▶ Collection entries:
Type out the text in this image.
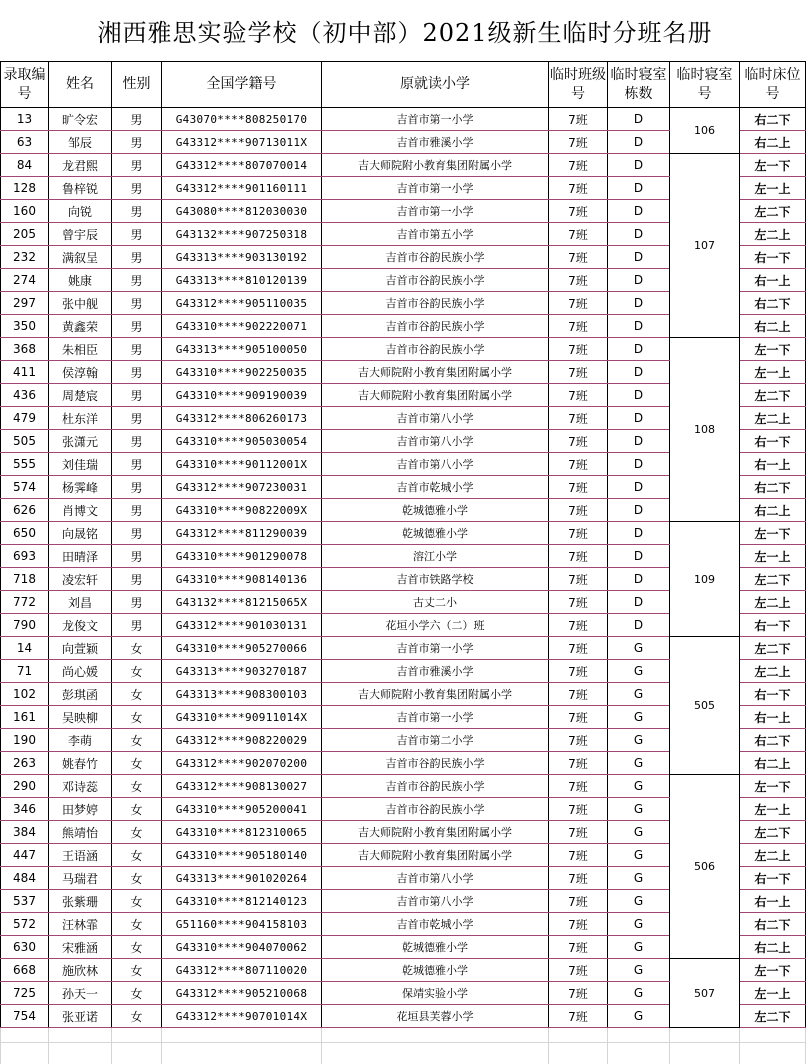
湘西雅思实验学校（初中部）2021级新生临时分班名册
录取编号	姓名	性别	全国学籍号	原就读小学	临时班级号	临时寝室栋数	临时寝室号	临时床位号
13	旷令宏	男	G43070****808250170	吉首市第一小学	7班	D	106	右二下
63	邹辰	男	G43312****90713011X	吉首市雅溪小学	7班	D		右二上
84	龙君熙	男	G43312****807070014	吉大师院附小教育集团附属小学	7班	D	107	左一下
128	鲁梓锐	男	G43312****901160111	吉首市第一小学	7班	D		左一上
160	向锐	男	G43080****812030030	吉首市第一小学	7班	D		左二下
205	曾宇辰	男	G43132****907250318	吉首市第五小学	7班	D		左二上
232	满叙呈	男	G43313****903130192	吉首市谷韵民族小学	7班	D		右一下
274	姚康	男	G43313****810120139	吉首市谷韵民族小学	7班	D		右一上
297	张中舰	男	G43312****905110035	吉首市谷韵民族小学	7班	D		右二下
350	黄鑫荣	男	G43310****902220071	吉首市谷韵民族小学	7班	D		右二上
368	朱相臣	男	G43313****905100050	吉首市谷韵民族小学	7班	D	108	左一下
411	侯淳翰	男	G43310****902250035	吉大师院附小教育集团附属小学	7班	D		左一上
436	周楚宸	男	G43310****909190039	吉大师院附小教育集团附属小学	7班	D		左二下
479	杜东洋	男	G43312****806260173	吉首市第八小学	7班	D		左二上
505	张潇元	男	G43310****905030054	吉首市第八小学	7班	D		右一下
555	刘佳瑞	男	G43310****90112001X	吉首市第八小学	7班	D		右一上
574	杨霁峰	男	G43312****907230031	吉首市乾城小学	7班	D		右二下
626	肖博文	男	G43310****90822009X	乾城德雅小学	7班	D		右二上
650	向晟铭	男	G43312****811290039	乾城德雅小学	7班	D	109	左一下
693	田晴泽	男	G43310****901290078	溶江小学	7班	D		左一上
718	凌宏轩	男	G43310****908140136	吉首市铁路学校	7班	D		左二下
772	刘昌	男	G43132****81215065X	古丈二小	7班	D		左二上
790	龙俊文	男	G43312****901030131	花垣小学六（二）班	7班	D		右一下
14	向萱颖	女	G43310****905270066	吉首市第一小学	7班	G	505	左二下
71	尚心媛	女	G43313****903270187	吉首市雅溪小学	7班	G		左二上
102	彭琪函	女	G43313****908300103	吉大师院附小教育集团附属小学	7班	G		右一下
161	吴映柳	女	G43310****90911014X	吉首市第一小学	7班	G		右一上
190	李萌	女	G43312****908220029	吉首市第二小学	7班	G		右二下
263	姚春竹	女	G43312****902070200	吉首市谷韵民族小学	7班	G		右二上
290	邓诗蕊	女	G43312****908130027	吉首市谷韵民族小学	7班	G	506	左一下
346	田梦婷	女	G43310****905200041	吉首市谷韵民族小学	7班	G		左一上
384	熊靖怡	女	G43310****812310065	吉大师院附小教育集团附属小学	7班	G		左二下
447	王语涵	女	G43310****905180140	吉大师院附小教育集团附属小学	7班	G		左二上
484	马瑞君	女	G43313****901020264	吉首市第八小学	7班	G		右一下
537	张紫珊	女	G43310****812140123	吉首市第八小学	7班	G		右一上
572	汪林霏	女	G51160****904158103	吉首市乾城小学	7班	G		右二下
630	宋雅涵	女	G43310****904070062	乾城德雅小学	7班	G		右二上
668	施欣林	女	G43312****807110020	乾城德雅小学	7班	G	507	左一下
725	孙天一	女	G43312****905210068	保靖实验小学	7班	G		左一上
754	张亚诺	女	G43312****90701014X	花垣县芙蓉小学	7班	G		左二下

▶ What is asked: Reproduce all of the data exactly, omitting each picture it holds.

▶ Output below:
Type out the text in this image.
湘西雅思实验学校（初中部）2021级新生临时分班名册
录取编号	姓名	性别	全国学籍号	原就读小学	临时班级号	临时寝室栋数	临时寝室号	临时床位号
13	旷令宏	男	G43070****808250170	吉首市第一小学	7班	D	106	右二下
63	邹辰	男	G43312****90713011X	吉首市雅溪小学	7班	D		右二上
84	龙君熙	男	G43312****807070014	吉大师院附小教育集团附属小学	7班	D	107	左一下
128	鲁梓锐	男	G43312****901160111	吉首市第一小学	7班	D		左一上
160	向锐	男	G43080****812030030	吉首市第一小学	7班	D		左二下
205	曾宇辰	男	G43132****907250318	吉首市第五小学	7班	D		左二上
232	满叙呈	男	G43313****903130192	吉首市谷韵民族小学	7班	D		右一下
274	姚康	男	G43313****810120139	吉首市谷韵民族小学	7班	D		右一上
297	张中舰	男	G43312****905110035	吉首市谷韵民族小学	7班	D		右二下
350	黄鑫荣	男	G43310****902220071	吉首市谷韵民族小学	7班	D		右二上
368	朱相臣	男	G43313****905100050	吉首市谷韵民族小学	7班	D	108	左一下
411	侯淳翰	男	G43310****902250035	吉大师院附小教育集团附属小学	7班	D		左一上
436	周楚宸	男	G43310****909190039	吉大师院附小教育集团附属小学	7班	D		左二下
479	杜东洋	男	G43312****806260173	吉首市第八小学	7班	D		左二上
505	张潇元	男	G43310****905030054	吉首市第八小学	7班	D		右一下
555	刘佳瑞	男	G43310****90112001X	吉首市第八小学	7班	D		右一上
574	杨霁峰	男	G43312****907230031	吉首市乾城小学	7班	D		右二下
626	肖博文	男	G43310****90822009X	乾城德雅小学	7班	D		右二上
650	向晟铭	男	G43312****811290039	乾城德雅小学	7班	D	109	左一下
693	田晴泽	男	G43310****901290078	溶江小学	7班	D		左一上
718	凌宏轩	男	G43310****908140136	吉首市铁路学校	7班	D		左二下
772	刘昌	男	G43132****81215065X	古丈二小	7班	D		左二上
790	龙俊文	男	G43312****901030131	花垣小学六（二）班	7班	D		右一下
14	向萱颖	女	G43310****905270066	吉首市第一小学	7班	G	505	左二下
71	尚心媛	女	G43313****903270187	吉首市雅溪小学	7班	G		左二上
102	彭琪函	女	G43313****908300103	吉大师院附小教育集团附属小学	7班	G		右一下
161	吴映柳	女	G43310****90911014X	吉首市第一小学	7班	G		右一上
190	李萌	女	G43312****908220029	吉首市第二小学	7班	G		右二下
263	姚春竹	女	G43312****902070200	吉首市谷韵民族小学	7班	G		右二上
290	邓诗蕊	女	G43312****908130027	吉首市谷韵民族小学	7班	G	506	左一下
346	田梦婷	女	G43310****905200041	吉首市谷韵民族小学	7班	G		左一上
384	熊靖怡	女	G43310****812310065	吉大师院附小教育集团附属小学	7班	G		左二下
447	王语涵	女	G43310****905180140	吉大师院附小教育集团附属小学	7班	G		左二上
484	马瑞君	女	G43313****901020264	吉首市第八小学	7班	G		右一下
537	张紫珊	女	G43310****812140123	吉首市第八小学	7班	G		右一上
572	汪林霏	女	G51160****904158103	吉首市乾城小学	7班	G		右二下
630	宋雅涵	女	G43310****904070062	乾城德雅小学	7班	G		右二上
668	施欣林	女	G43312****807110020	乾城德雅小学	7班	G	507	左一下
725	孙天一	女	G43312****905210068	保靖实验小学	7班	G		左一上
754	张亚诺	女	G43312****90701014X	花垣县芙蓉小学	7班	G		左二下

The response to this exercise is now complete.